Stored data:
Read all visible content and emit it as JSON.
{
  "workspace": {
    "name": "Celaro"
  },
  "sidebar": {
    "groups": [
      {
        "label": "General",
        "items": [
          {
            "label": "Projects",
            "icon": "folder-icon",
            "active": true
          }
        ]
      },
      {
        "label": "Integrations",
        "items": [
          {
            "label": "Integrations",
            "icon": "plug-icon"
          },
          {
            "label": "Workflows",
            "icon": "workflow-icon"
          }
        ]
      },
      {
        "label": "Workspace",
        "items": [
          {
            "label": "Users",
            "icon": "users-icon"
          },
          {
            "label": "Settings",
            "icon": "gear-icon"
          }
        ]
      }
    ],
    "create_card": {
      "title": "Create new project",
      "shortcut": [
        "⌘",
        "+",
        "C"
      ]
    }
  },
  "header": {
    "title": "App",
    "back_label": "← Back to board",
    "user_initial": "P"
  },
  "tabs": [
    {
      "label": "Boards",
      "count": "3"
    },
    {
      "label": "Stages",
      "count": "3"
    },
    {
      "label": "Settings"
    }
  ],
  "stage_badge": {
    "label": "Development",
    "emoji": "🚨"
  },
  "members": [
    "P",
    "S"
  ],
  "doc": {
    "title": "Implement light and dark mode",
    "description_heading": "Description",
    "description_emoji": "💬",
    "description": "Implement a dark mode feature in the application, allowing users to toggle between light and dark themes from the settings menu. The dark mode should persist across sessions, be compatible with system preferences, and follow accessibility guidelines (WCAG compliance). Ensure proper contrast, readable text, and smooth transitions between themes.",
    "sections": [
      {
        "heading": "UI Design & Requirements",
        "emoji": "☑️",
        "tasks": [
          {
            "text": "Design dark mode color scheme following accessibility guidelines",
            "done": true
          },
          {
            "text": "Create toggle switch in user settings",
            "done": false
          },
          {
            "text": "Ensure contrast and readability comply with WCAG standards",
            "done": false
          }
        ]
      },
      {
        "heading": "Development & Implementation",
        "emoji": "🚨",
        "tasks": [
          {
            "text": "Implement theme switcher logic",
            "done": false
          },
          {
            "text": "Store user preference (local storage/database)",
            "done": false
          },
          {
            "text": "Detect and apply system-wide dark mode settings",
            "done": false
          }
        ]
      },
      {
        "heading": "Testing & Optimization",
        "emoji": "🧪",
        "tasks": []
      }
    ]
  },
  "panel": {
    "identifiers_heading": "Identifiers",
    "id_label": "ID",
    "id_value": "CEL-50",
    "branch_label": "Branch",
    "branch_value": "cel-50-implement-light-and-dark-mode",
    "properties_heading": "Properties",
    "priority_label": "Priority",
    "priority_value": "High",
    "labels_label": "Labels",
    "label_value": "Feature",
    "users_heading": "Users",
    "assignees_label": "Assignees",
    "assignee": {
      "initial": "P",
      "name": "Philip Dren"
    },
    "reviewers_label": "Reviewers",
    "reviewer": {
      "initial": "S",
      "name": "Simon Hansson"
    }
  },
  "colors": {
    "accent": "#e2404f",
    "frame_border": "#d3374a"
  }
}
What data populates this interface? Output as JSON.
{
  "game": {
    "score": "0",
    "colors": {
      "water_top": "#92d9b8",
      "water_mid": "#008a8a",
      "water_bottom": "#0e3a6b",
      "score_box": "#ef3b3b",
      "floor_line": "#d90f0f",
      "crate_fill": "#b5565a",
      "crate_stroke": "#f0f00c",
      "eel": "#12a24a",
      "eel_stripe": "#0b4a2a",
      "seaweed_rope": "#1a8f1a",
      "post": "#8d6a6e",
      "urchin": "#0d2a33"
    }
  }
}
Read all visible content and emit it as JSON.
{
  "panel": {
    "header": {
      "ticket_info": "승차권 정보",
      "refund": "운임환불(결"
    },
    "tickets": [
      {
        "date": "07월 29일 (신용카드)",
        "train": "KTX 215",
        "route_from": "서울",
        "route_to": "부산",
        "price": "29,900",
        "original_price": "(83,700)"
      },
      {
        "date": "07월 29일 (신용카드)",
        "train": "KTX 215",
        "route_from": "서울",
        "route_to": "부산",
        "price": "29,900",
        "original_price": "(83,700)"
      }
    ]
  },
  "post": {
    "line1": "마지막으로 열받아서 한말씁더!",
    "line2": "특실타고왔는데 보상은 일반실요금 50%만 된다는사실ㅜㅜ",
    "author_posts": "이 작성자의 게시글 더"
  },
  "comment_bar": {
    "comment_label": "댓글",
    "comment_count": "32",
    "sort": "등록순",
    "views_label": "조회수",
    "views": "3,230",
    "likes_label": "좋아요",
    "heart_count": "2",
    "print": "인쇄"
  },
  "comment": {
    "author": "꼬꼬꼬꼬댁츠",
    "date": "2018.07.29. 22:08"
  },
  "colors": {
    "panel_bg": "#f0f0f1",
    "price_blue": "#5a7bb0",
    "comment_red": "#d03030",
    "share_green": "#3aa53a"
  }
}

» GOAL: Retype the entries exactly, including every line.

» FINAL ANSWER:
Read all visible content and emit it as JSON.
{
  "workspace": {
    "name": "Celaro"
  },
  "sidebar": {
    "groups": [
      {
        "label": "General",
        "items": [
          {
            "label": "Projects",
            "icon": "folder-icon",
            "active": true
          }
        ]
      },
      {
        "label": "Integrations",
        "items": [
          {
            "label": "Integrations",
            "icon": "plug-icon"
          },
          {
            "label": "Workflows",
            "icon": "workflow-icon"
          }
        ]
      },
      {
        "label": "Workspace",
        "items": [
          {
            "label": "Users",
            "icon": "users-icon"
          },
          {
            "label": "Settings",
            "icon": "gear-icon"
          }
        ]
      }
    ],
    "create_card": {
      "title": "Create new project",
      "shortcut": [
        "⌘",
        "+",
        "C"
      ]
    }
  },
  "header": {
    "title": "App",
    "back_label": "← Back to board",
    "user_initial": "P"
  },
  "tabs": [
    {
      "label": "Boards",
      "count": "3"
    },
    {
      "label": "Stages",
      "count": "3"
    },
    {
      "label": "Settings"
    }
  ],
  "stage_badge": {
    "label": "Development",
    "emoji": "🚨"
  },
  "members": [
    "P",
    "S"
  ],
  "doc": {
    "title": "Implement light and dark mode",
    "description_heading": "Description",
    "description_emoji": "💬",
    "description": "Implement a dark mode feature in the application, allowing users to toggle between light and dark themes from the settings menu. The dark mode should persist across sessions, be compatible with system preferences, and follow accessibility guidelines (WCAG compliance). Ensure proper contrast, readable text, and smooth transitions between themes.",
    "sections": [
      {
        "heading": "UI Design & Requirements",
        "emoji": "☑️",
        "tasks": [
          {
            "text": "Design dark mode color scheme following accessibility guidelines",
            "done": true
          },
          {
            "text": "Create toggle switch in user settings",
            "done": false
          },
          {
            "text": "Ensure contrast and readability comply with WCAG standards",
            "done": false
          }
        ]
      },
      {
        "heading": "Development & Implementation",
        "emoji": "🚨",
        "tasks": [
          {
            "text": "Implement theme switcher logic",
            "done": false
          },
          {
            "text": "Store user preference (local storage/database)",
            "done": false
          },
          {
            "text": "Detect and apply system-wide dark mode settings",
            "done": false
          }
        ]
      },
      {
        "heading": "Testing & Optimization",
        "emoji": "🧪",
        "tasks": []
      }
    ]
  },
  "panel": {
    "identifiers_heading": "Identifiers",
    "id_label": "ID",
    "id_value": "CEL-50",
    "branch_label": "Branch",
    "branch_value": "cel-50-implement-light-and-dark-mode",
    "properties_heading": "Properties",
    "priority_label": "Priority",
    "priority_value": "High",
    "labels_label": "Labels",
    "label_value": "Feature",
    "users_heading": "Users",
    "assignees_label": "Assignees",
    "assignee": {
      "initial": "P",
      "name": "Philip Dren"
    },
    "reviewers_label": "Reviewers",
    "reviewer": {
      "initial": "S",
      "name": "Simon Hansson"
    }
  },
  "colors": {
    "accent": "#e2404f",
    "frame_border": "#d3374a"
  }
}
What data populates this interface? Output as JSON.
{
  "game": {
    "score": "0",
    "colors": {
      "water_top": "#92d9b8",
      "water_mid": "#008a8a",
      "water_bottom": "#0e3a6b",
      "score_box": "#ef3b3b",
      "floor_line": "#d90f0f",
      "crate_fill": "#b5565a",
      "crate_stroke": "#f0f00c",
      "eel": "#12a24a",
      "eel_stripe": "#0b4a2a",
      "seaweed_rope": "#1a8f1a",
      "post": "#8d6a6e",
      "urchin": "#0d2a33"
    }
  }
}
Read all visible content and emit it as JSON.
{
  "panel": {
    "header": {
      "ticket_info": "승차권 정보",
      "refund": "운임환불(결"
    },
    "tickets": [
      {
        "date": "07월 29일 (신용카드)",
        "train": "KTX 215",
        "route_from": "서울",
        "route_to": "부산",
        "price": "29,900",
        "original_price": "(83,700)"
      },
      {
        "date": "07월 29일 (신용카드)",
        "train": "KTX 215",
        "route_from": "서울",
        "route_to": "부산",
        "price": "29,900",
        "original_price": "(83,700)"
      }
    ]
  },
  "post": {
    "line1": "마지막으로 열받아서 한말씁더!",
    "line2": "특실타고왔는데 보상은 일반실요금 50%만 된다는사실ㅜㅜ",
    "author_posts": "이 작성자의 게시글 더"
  },
  "comment_bar": {
    "comment_label": "댓글",
    "comment_count": "32",
    "sort": "등록순",
    "views_label": "조회수",
    "views": "3,230",
    "likes_label": "좋아요",
    "heart_count": "2",
    "print": "인쇄"
  },
  "comment": {
    "author": "꼬꼬꼬꼬댁츠",
    "date": "2018.07.29. 22:08"
  },
  "colors": {
    "panel_bg": "#f0f0f1",
    "price_blue": "#5a7bb0",
    "comment_red": "#d03030",
    "share_green": "#3aa53a"
  }
}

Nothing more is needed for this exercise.